_Task statement_.
Only the number is needed: how many lines of the records include "name"?

_Data for processing_.
★ ★ ★

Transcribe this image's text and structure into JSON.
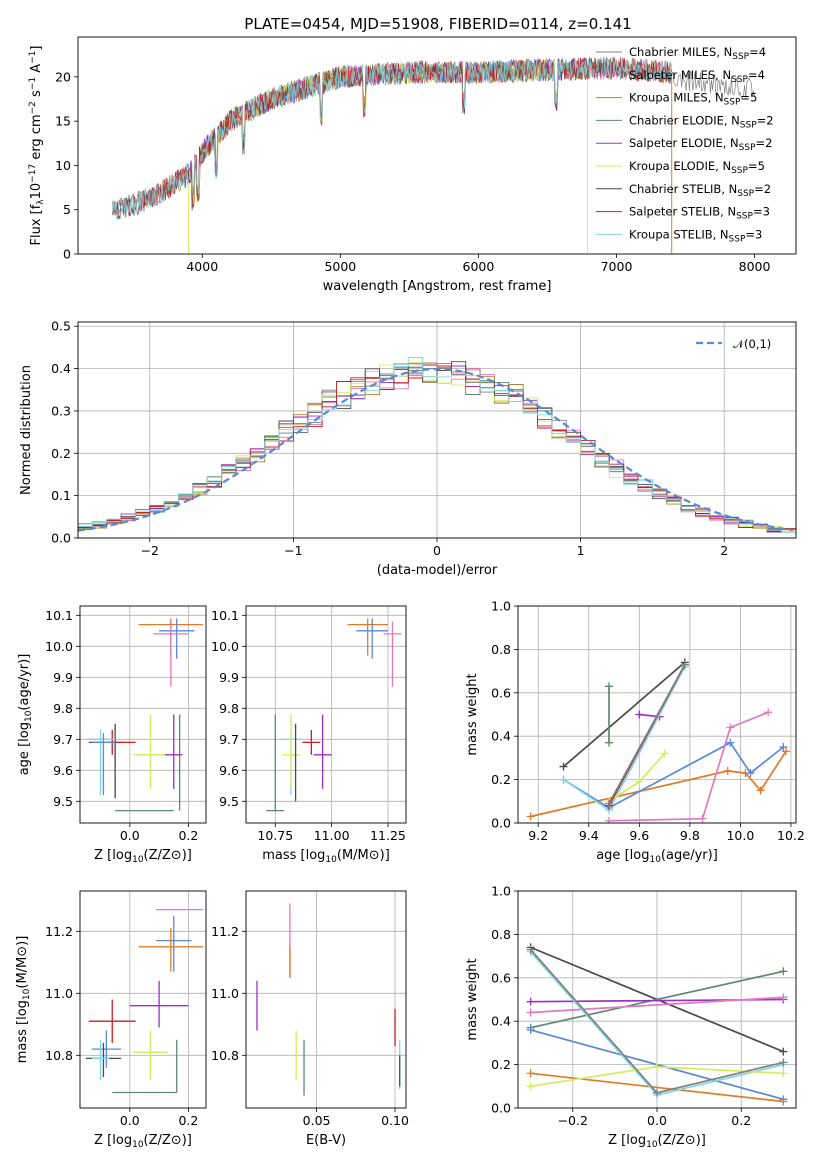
{
  "figure": {
    "title": "PLATE=0454, MJD=51908, FIBERID=0114, z=0.141"
  },
  "colors": {
    "chabrier_miles": "#808080",
    "salpeter_miles": "#e377c2",
    "kroupa_miles": "#b5822f",
    "chabrier_elodie": "#5b8a72",
    "salpeter_elodie": "#9b30c8",
    "kroupa_elodie": "#d4ec5a",
    "chabrier_stelib": "#4a4a4a",
    "salpeter_stelib": "#c81e1e",
    "kroupa_stelib": "#7fd6e6",
    "orange": "#e07b27",
    "blue": "#5b87d8",
    "gauss": "#5b87d8"
  },
  "chart_data": [
    {
      "id": "spectrum",
      "type": "line",
      "title": "PLATE=0454, MJD=51908, FIBERID=0114, z=0.141",
      "xlabel": "wavelength [Angstrom, rest frame]",
      "ylabel": "Flux [f_λ 10^-17 erg cm^-2 s^-1 A^-1]",
      "xlim": [
        3100,
        8300
      ],
      "ylim": [
        0,
        24.5
      ],
      "xticks": [
        4000,
        5000,
        6000,
        7000,
        8000
      ],
      "yticks": [
        0,
        5,
        10,
        15,
        20
      ],
      "legend_position": "upper-right",
      "continuum": {
        "x": [
          3350,
          3500,
          3700,
          3900,
          4000,
          4200,
          4500,
          4800,
          5000,
          5500,
          6000,
          6500,
          7000,
          7400
        ],
        "y": [
          5,
          5.5,
          7,
          9,
          11.5,
          15,
          17.5,
          19,
          20,
          20.5,
          20.5,
          20.8,
          21,
          20.5
        ]
      },
      "series": [
        {
          "name": "Chabrier MILES, N_SSP=4",
          "color": "#808080",
          "xmin": 3350,
          "xmax": 8000
        },
        {
          "name": "Salpeter MILES, N_SSP=4",
          "color": "#e377c2",
          "xmin": 3500,
          "xmax": 7400
        },
        {
          "name": "Kroupa MILES, N_SSP=5",
          "color": "#b5822f",
          "xmin": 3500,
          "xmax": 7400
        },
        {
          "name": "Chabrier ELODIE, N_SSP=2",
          "color": "#5b8a72",
          "xmin": 3900,
          "xmax": 6800
        },
        {
          "name": "Salpeter ELODIE, N_SSP=2",
          "color": "#9b30c8",
          "xmin": 3900,
          "xmax": 6800
        },
        {
          "name": "Kroupa ELODIE, N_SSP=5",
          "color": "#d4ec5a",
          "xmin": 3900,
          "xmax": 6800
        },
        {
          "name": "Chabrier STELIB, N_SSP=2",
          "color": "#4a4a4a",
          "xmin": 3350,
          "xmax": 7400
        },
        {
          "name": "Salpeter STELIB, N_SSP=3",
          "color": "#c81e1e",
          "xmin": 3350,
          "xmax": 7400
        },
        {
          "name": "Kroupa STELIB, N_SSP=3",
          "color": "#7fd6e6",
          "xmin": 3350,
          "xmax": 7400
        }
      ]
    },
    {
      "id": "residuals",
      "type": "histogram",
      "xlabel": "(data-model)/error",
      "ylabel": "Normed distribution",
      "xlim": [
        -2.5,
        2.5
      ],
      "ylim": [
        0,
        0.51
      ],
      "xticks": [
        -2,
        -1,
        0,
        1,
        2
      ],
      "yticks": [
        0.0,
        0.1,
        0.2,
        0.3,
        0.4,
        0.5
      ],
      "bin_width": 0.1,
      "legend": "𝒩(0,1)",
      "legend_position": "upper-right",
      "grid": true
    },
    {
      "id": "age_vs_Z",
      "type": "errorbar",
      "xlabel": "Z [log10(Z/Z⊙)]",
      "ylabel": "age [log10(age/yr)]",
      "xlim": [
        -0.17,
        0.26
      ],
      "ylim": [
        9.43,
        10.13
      ],
      "xticks": [
        0.0,
        0.2
      ],
      "yticks": [
        9.5,
        9.6,
        9.7,
        9.8,
        9.9,
        10.0,
        10.1
      ],
      "points": [
        {
          "color": "#e07b27",
          "x": 0.14,
          "xerr": 0.11,
          "y": 10.07,
          "yerr": [
            0.1,
            0.02
          ]
        },
        {
          "color": "#5b87d8",
          "x": 0.16,
          "xerr": 0.06,
          "y": 10.05,
          "yerr": [
            0.09,
            0.04
          ]
        },
        {
          "color": "#e377c2",
          "x": 0.14,
          "xerr": 0.06,
          "y": 10.04,
          "yerr": [
            0.17,
            0.04
          ]
        },
        {
          "color": "#4a4a4a",
          "x": -0.05,
          "xerr": 0.03,
          "y": 9.69,
          "yerr": [
            0.18,
            0.06
          ]
        },
        {
          "color": "#c81e1e",
          "x": -0.06,
          "xerr": 0.08,
          "y": 9.69,
          "yerr": [
            0.04,
            0.04
          ]
        },
        {
          "color": "#7fd6e6",
          "x": -0.1,
          "xerr": 0.05,
          "y": 9.7,
          "yerr": [
            0.18,
            0.03
          ]
        },
        {
          "color": "#5b87d8",
          "x": -0.09,
          "xerr": 0.04,
          "y": 9.69,
          "yerr": [
            0.17,
            0.03
          ]
        },
        {
          "color": "#d4ec5a",
          "x": 0.07,
          "xerr": 0.06,
          "y": 9.65,
          "yerr": [
            0.11,
            0.13
          ]
        },
        {
          "color": "#9b30c8",
          "x": 0.15,
          "xerr": 0.03,
          "y": 9.65,
          "yerr": [
            0.11,
            0.13
          ]
        },
        {
          "color": "#5b8a72",
          "x": 0.05,
          "xerr": 0.1,
          "y": 9.47,
          "yerr": [
            0.0,
            0.0
          ]
        },
        {
          "color": "#5b8a72",
          "x": 0.17,
          "xerr": 0.0,
          "y": 9.65,
          "yerr": [
            0.18,
            0.13
          ]
        }
      ]
    },
    {
      "id": "age_vs_mass",
      "type": "errorbar",
      "xlabel": "mass [log10(M/M⊙)]",
      "ylabel": "",
      "xlim": [
        10.62,
        11.33
      ],
      "ylim": [
        9.43,
        10.13
      ],
      "xticks": [
        10.75,
        11.0,
        11.25
      ],
      "yticks": [
        9.5,
        9.6,
        9.7,
        9.8,
        9.9,
        10.0,
        10.1
      ],
      "points": [
        {
          "color": "#e07b27",
          "x": 11.16,
          "xerr": 0.09,
          "y": 10.07,
          "yerr": [
            0.1,
            0.02
          ]
        },
        {
          "color": "#5b87d8",
          "x": 11.18,
          "xerr": 0.07,
          "y": 10.05,
          "yerr": [
            0.09,
            0.04
          ]
        },
        {
          "color": "#e377c2",
          "x": 11.27,
          "xerr": 0.04,
          "y": 10.04,
          "yerr": [
            0.17,
            0.04
          ]
        },
        {
          "color": "#c81e1e",
          "x": 10.91,
          "xerr": 0.04,
          "y": 9.69,
          "yerr": [
            0.04,
            0.04
          ]
        },
        {
          "color": "#7fd6e6",
          "x": 10.82,
          "xerr": 0.05,
          "y": 9.7,
          "yerr": [
            0.18,
            0.03
          ]
        },
        {
          "color": "#d4ec5a",
          "x": 10.82,
          "xerr": 0.04,
          "y": 9.65,
          "yerr": [
            0.11,
            0.13
          ]
        },
        {
          "color": "#9b30c8",
          "x": 10.96,
          "xerr": 0.04,
          "y": 9.65,
          "yerr": [
            0.11,
            0.13
          ]
        },
        {
          "color": "#5b8a72",
          "x": 10.75,
          "xerr": 0.04,
          "y": 9.47,
          "yerr": [
            0.0,
            0.31
          ]
        },
        {
          "color": "#4a4a4a",
          "x": 10.84,
          "xerr": 0.0,
          "y": 9.65,
          "yerr": [
            0.15,
            0.1
          ]
        }
      ]
    },
    {
      "id": "mass_weight_vs_age",
      "type": "line",
      "xlabel": "age [log10(age/yr)]",
      "ylabel": "mass weight",
      "xlim": [
        9.12,
        10.22
      ],
      "ylim": [
        0,
        1
      ],
      "xticks": [
        9.2,
        9.4,
        9.6,
        9.8,
        10.0,
        10.2
      ],
      "yticks": [
        0.0,
        0.2,
        0.4,
        0.6,
        0.8,
        1.0
      ],
      "series": [
        {
          "color": "#e07b27",
          "x": [
            9.17,
            9.95,
            10.02,
            10.08,
            10.18
          ],
          "y": [
            0.03,
            0.24,
            0.23,
            0.15,
            0.33
          ]
        },
        {
          "color": "#5b87d8",
          "x": [
            9.3,
            9.48,
            9.96,
            10.04,
            10.17
          ],
          "y": [
            0.2,
            0.07,
            0.37,
            0.23,
            0.35
          ]
        },
        {
          "color": "#e377c2",
          "x": [
            9.48,
            9.85,
            9.96,
            10.11
          ],
          "y": [
            0.01,
            0.02,
            0.44,
            0.51
          ]
        },
        {
          "color": "#4a4a4a",
          "x": [
            9.3,
            9.78
          ],
          "y": [
            0.26,
            0.74
          ]
        },
        {
          "color": "#9b30c8",
          "x": [
            9.6,
            9.68
          ],
          "y": [
            0.5,
            0.49
          ]
        },
        {
          "color": "#7fd6e6",
          "x": [
            9.3,
            9.48,
            9.78
          ],
          "y": [
            0.2,
            0.06,
            0.72
          ]
        },
        {
          "color": "#d4ec5a",
          "x": [
            9.48,
            9.6,
            9.7
          ],
          "y": [
            0.1,
            0.19,
            0.32
          ]
        },
        {
          "color": "#5b8a72",
          "x": [
            9.48,
            9.48
          ],
          "y": [
            0.37,
            0.63
          ]
        },
        {
          "color": "#c81e1e",
          "x": [
            9.48,
            9.78
          ],
          "y": [
            0.08,
            0.73
          ]
        },
        {
          "color": "#808080",
          "x": [
            9.48,
            9.78
          ],
          "y": [
            0.09,
            0.73
          ]
        }
      ]
    },
    {
      "id": "mass_vs_Z",
      "type": "errorbar",
      "xlabel": "Z [log10(Z/Z⊙)]",
      "ylabel": "mass [log10(M/M⊙)]",
      "xlim": [
        -0.17,
        0.26
      ],
      "ylim": [
        10.63,
        11.33
      ],
      "xticks": [
        0.0,
        0.2
      ],
      "yticks": [
        10.8,
        11.0,
        11.2
      ],
      "points": [
        {
          "color": "#e377c2",
          "x": 0.17,
          "xerr": 0.08,
          "y": 11.27,
          "yerr": [
            0.0,
            0.0
          ]
        },
        {
          "color": "#5b87d8",
          "x": 0.15,
          "xerr": 0.06,
          "y": 11.17,
          "yerr": [
            0.1,
            0.08
          ]
        },
        {
          "color": "#e07b27",
          "x": 0.14,
          "xerr": 0.11,
          "y": 11.15,
          "yerr": [
            0.08,
            0.06
          ]
        },
        {
          "color": "#9b30c8",
          "x": 0.1,
          "xerr": 0.1,
          "y": 10.96,
          "yerr": [
            0.07,
            0.08
          ]
        },
        {
          "color": "#c81e1e",
          "x": -0.06,
          "xerr": 0.08,
          "y": 10.91,
          "yerr": [
            0.07,
            0.07
          ]
        },
        {
          "color": "#d4ec5a",
          "x": 0.07,
          "xerr": 0.06,
          "y": 10.81,
          "yerr": [
            0.09,
            0.07
          ]
        },
        {
          "color": "#5b87d8",
          "x": -0.08,
          "xerr": 0.05,
          "y": 10.82,
          "yerr": [
            0.06,
            0.06
          ]
        },
        {
          "color": "#4a4a4a",
          "x": -0.09,
          "xerr": 0.06,
          "y": 10.79,
          "yerr": [
            0.06,
            0.05
          ]
        },
        {
          "color": "#7fd6e6",
          "x": -0.1,
          "xerr": 0.03,
          "y": 10.79,
          "yerr": [
            0.07,
            0.06
          ]
        },
        {
          "color": "#5b8a72",
          "x": 0.05,
          "xerr": 0.11,
          "y": 10.68,
          "yerr": [
            0.0,
            0.0
          ]
        },
        {
          "color": "#5b8a72",
          "x": 0.16,
          "xerr": 0.0,
          "y": 10.75,
          "yerr": [
            0.07,
            0.1
          ]
        }
      ]
    },
    {
      "id": "mass_vs_EBV",
      "type": "errorbar",
      "xlabel": "E(B-V)",
      "ylabel": "",
      "xlim": [
        0.005,
        0.107
      ],
      "ylim": [
        10.63,
        11.33
      ],
      "xticks": [
        0.05,
        0.1
      ],
      "yticks": [
        10.8,
        11.0,
        11.2
      ],
      "points": [
        {
          "color": "#e377c2",
          "x": 0.033,
          "xerr": 0,
          "y": 11.17,
          "yerr": [
            0.12,
            0.12
          ]
        },
        {
          "color": "#e07b27",
          "x": 0.033,
          "xerr": 0,
          "y": 11.1,
          "yerr": [
            0.05,
            0.05
          ]
        },
        {
          "color": "#9b30c8",
          "x": 0.012,
          "xerr": 0,
          "y": 10.96,
          "yerr": [
            0.08,
            0.08
          ]
        },
        {
          "color": "#d4ec5a",
          "x": 0.037,
          "xerr": 0,
          "y": 10.8,
          "yerr": [
            0.08,
            0.08
          ]
        },
        {
          "color": "#5b8a72",
          "x": 0.042,
          "xerr": 0,
          "y": 10.76,
          "yerr": [
            0.09,
            0.09
          ]
        },
        {
          "color": "#c81e1e",
          "x": 0.1,
          "xerr": 0,
          "y": 10.89,
          "yerr": [
            0.06,
            0.06
          ]
        },
        {
          "color": "#7fd6e6",
          "x": 0.103,
          "xerr": 0,
          "y": 10.77,
          "yerr": [
            0.08,
            0.08
          ]
        },
        {
          "color": "#4a4a4a",
          "x": 0.103,
          "xerr": 0,
          "y": 10.75,
          "yerr": [
            0.05,
            0.05
          ]
        }
      ]
    },
    {
      "id": "mass_weight_vs_Z",
      "type": "line",
      "xlabel": "Z [log10(Z/Z⊙)]",
      "ylabel": "mass weight",
      "xlim": [
        -0.33,
        0.33
      ],
      "ylim": [
        0,
        1
      ],
      "xticks": [
        -0.2,
        0.0,
        0.2
      ],
      "yticks": [
        0.0,
        0.2,
        0.4,
        0.6,
        0.8,
        1.0
      ],
      "series": [
        {
          "color": "#4a4a4a",
          "x": [
            -0.3,
            0.3
          ],
          "y": [
            0.74,
            0.26
          ]
        },
        {
          "color": "#5b8a72",
          "x": [
            -0.3,
            0.3
          ],
          "y": [
            0.37,
            0.63
          ]
        },
        {
          "color": "#9b30c8",
          "x": [
            -0.3,
            0.3
          ],
          "y": [
            0.49,
            0.5
          ]
        },
        {
          "color": "#e377c2",
          "x": [
            -0.3,
            0.3
          ],
          "y": [
            0.44,
            0.51
          ]
        },
        {
          "color": "#5b87d8",
          "x": [
            -0.3,
            0.3
          ],
          "y": [
            0.36,
            0.04
          ]
        },
        {
          "color": "#e07b27",
          "x": [
            -0.3,
            0.3
          ],
          "y": [
            0.16,
            0.03
          ]
        },
        {
          "color": "#7fd6e6",
          "x": [
            -0.3,
            0.0,
            0.3
          ],
          "y": [
            0.72,
            0.06,
            0.2
          ]
        },
        {
          "color": "#d4ec5a",
          "x": [
            -0.3,
            0.0,
            0.3
          ],
          "y": [
            0.1,
            0.19,
            0.16
          ]
        },
        {
          "color": "#808080",
          "x": [
            -0.3,
            0.0,
            0.3
          ],
          "y": [
            0.73,
            0.07,
            0.21
          ]
        }
      ]
    }
  ]
}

★ ★ ★

_Task solution_.
9